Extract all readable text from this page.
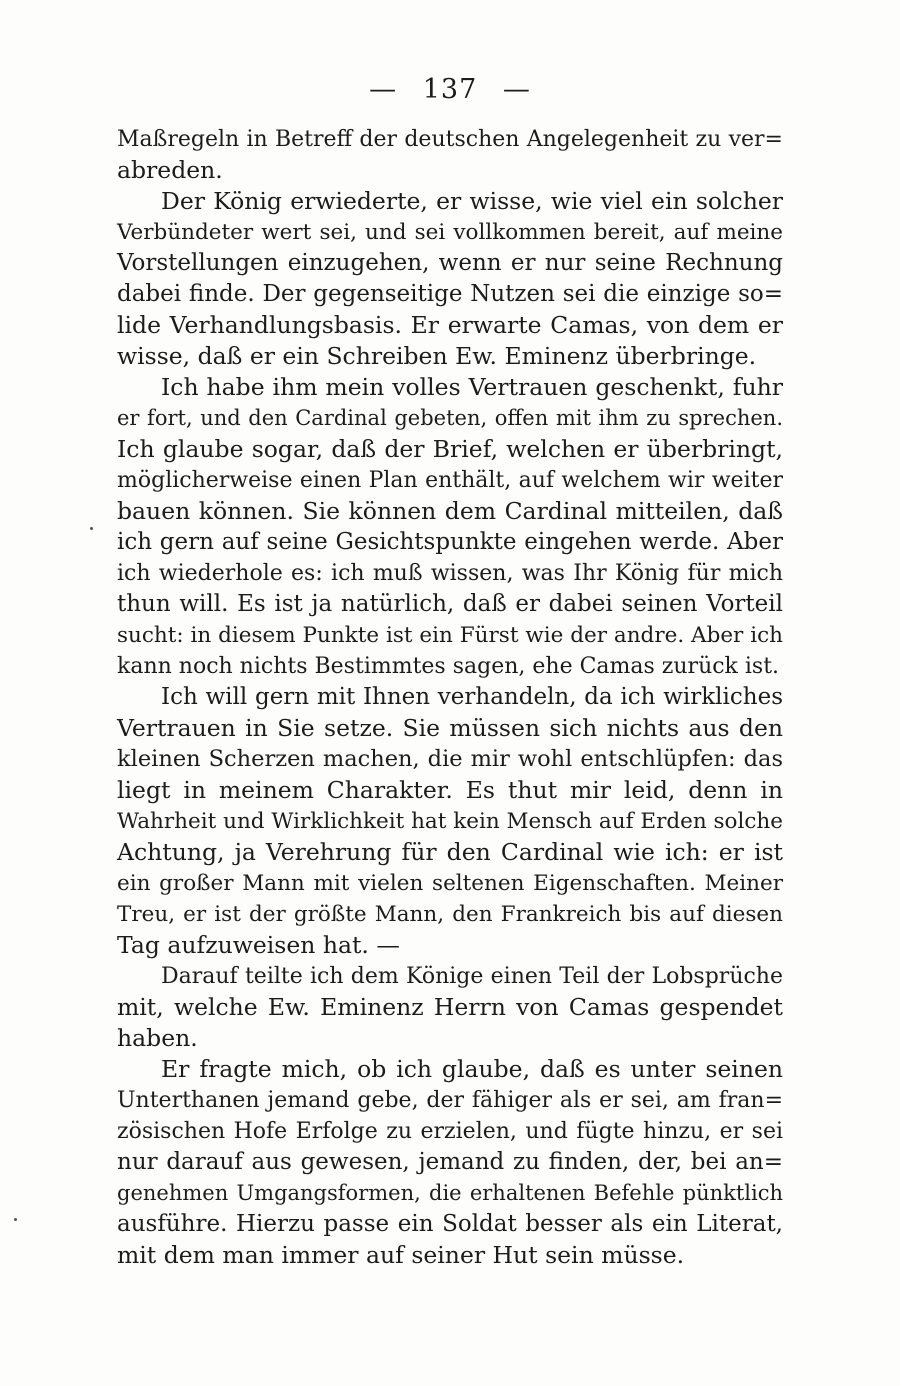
— 137 —
Maßregeln in Betreff der deutschen Angelegenheit zu ver=
abreden.
Der König erwiederte, er wisse, wie viel ein solcher
Verbündeter wert sei, und sei vollkommen bereit, auf meine
Vorstellungen einzugehen, wenn er nur seine Rechnung
dabei finde. Der gegenseitige Nutzen sei die einzige so=
lide Verhandlungsbasis. Er erwarte Camas, von dem er
wisse, daß er ein Schreiben Ew. Eminenz überbringe.
Ich habe ihm mein volles Vertrauen geschenkt, fuhr
er fort, und den Cardinal gebeten, offen mit ihm zu sprechen.
Ich glaube sogar, daß der Brief, welchen er überbringt,
möglicherweise einen Plan enthält, auf welchem wir weiter
bauen können. Sie können dem Cardinal mitteilen, daß
ich gern auf seine Gesichtspunkte eingehen werde. Aber
ich wiederhole es: ich muß wissen, was Ihr König für mich
thun will. Es ist ja natürlich, daß er dabei seinen Vorteil
sucht: in diesem Punkte ist ein Fürst wie der andre. Aber ich
kann noch nichts Bestimmtes sagen, ehe Camas zurück ist.
Ich will gern mit Ihnen verhandeln, da ich wirkliches
Vertrauen in Sie setze. Sie müssen sich nichts aus den
kleinen Scherzen machen, die mir wohl entschlüpfen: das
liegt in meinem Charakter. Es thut mir leid, denn in
Wahrheit und Wirklichkeit hat kein Mensch auf Erden solche
Achtung, ja Verehrung für den Cardinal wie ich: er ist
ein großer Mann mit vielen seltenen Eigenschaften. Meiner
Treu, er ist der größte Mann, den Frankreich bis auf diesen
Tag aufzuweisen hat. —
Darauf teilte ich dem Könige einen Teil der Lobsprüche
mit, welche Ew. Eminenz Herrn von Camas gespendet
haben.
Er fragte mich, ob ich glaube, daß es unter seinen
Unterthanen jemand gebe, der fähiger als er sei, am fran=
zösischen Hofe Erfolge zu erzielen, und fügte hinzu, er sei
nur darauf aus gewesen, jemand zu finden, der, bei an=
genehmen Umgangsformen, die erhaltenen Befehle pünktlich
ausführe. Hierzu passe ein Soldat besser als ein Literat,
mit dem man immer auf seiner Hut sein müsse.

Work to be completed: Filter the entries and copy out every line with the word "gern".

Result of the exercise:
ich gern auf seine Gesichtspunkte eingehen werde. Aber
Ich will gern mit Ihnen verhandeln, da ich wirkliches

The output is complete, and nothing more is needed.